_GIVEN DATA_.
....
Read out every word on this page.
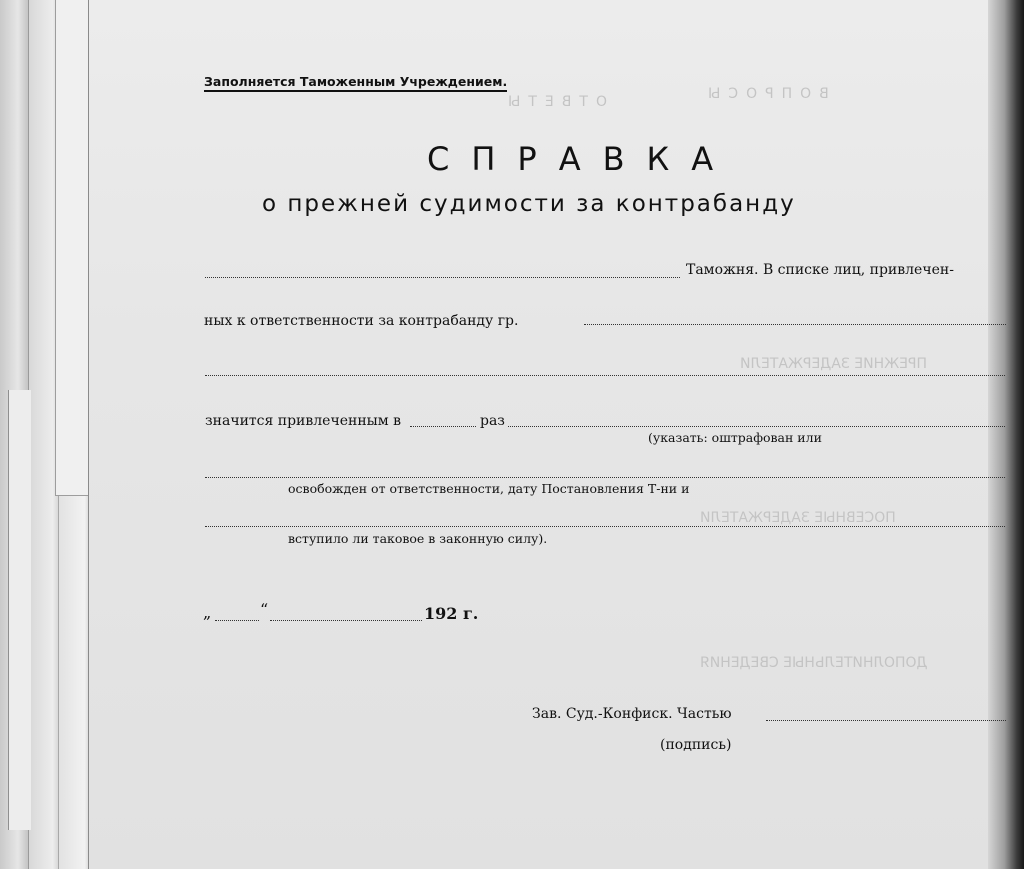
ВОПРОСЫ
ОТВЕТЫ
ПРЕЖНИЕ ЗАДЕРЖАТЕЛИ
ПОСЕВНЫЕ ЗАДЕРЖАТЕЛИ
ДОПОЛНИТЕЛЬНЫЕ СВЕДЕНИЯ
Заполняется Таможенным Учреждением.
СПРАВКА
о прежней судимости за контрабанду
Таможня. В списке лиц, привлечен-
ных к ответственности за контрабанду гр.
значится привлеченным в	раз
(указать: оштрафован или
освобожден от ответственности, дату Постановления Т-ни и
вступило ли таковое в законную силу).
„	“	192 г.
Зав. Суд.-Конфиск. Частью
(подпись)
....
_GOAL_. Reproduce the listing word for word and omit its pictures.

_THE COMPLETED TASK_.
Read out every word on this page.
ВОПРОСЫ
ОТВЕТЫ
ПРЕЖНИЕ ЗАДЕРЖАТЕЛИ
ПОСЕВНЫЕ ЗАДЕРЖАТЕЛИ
ДОПОЛНИТЕЛЬНЫЕ СВЕДЕНИЯ
Заполняется Таможенным Учреждением.
СПРАВКА
о прежней судимости за контрабанду
Таможня. В списке лиц, привлечен-
ных к ответственности за контрабанду гр.
значится привлеченным в	раз
(указать: оштрафован или
освобожден от ответственности, дату Постановления Т-ни и
вступило ли таковое в законную силу).
„	“	192 г.
Зав. Суд.-Конфиск. Частью
(подпись)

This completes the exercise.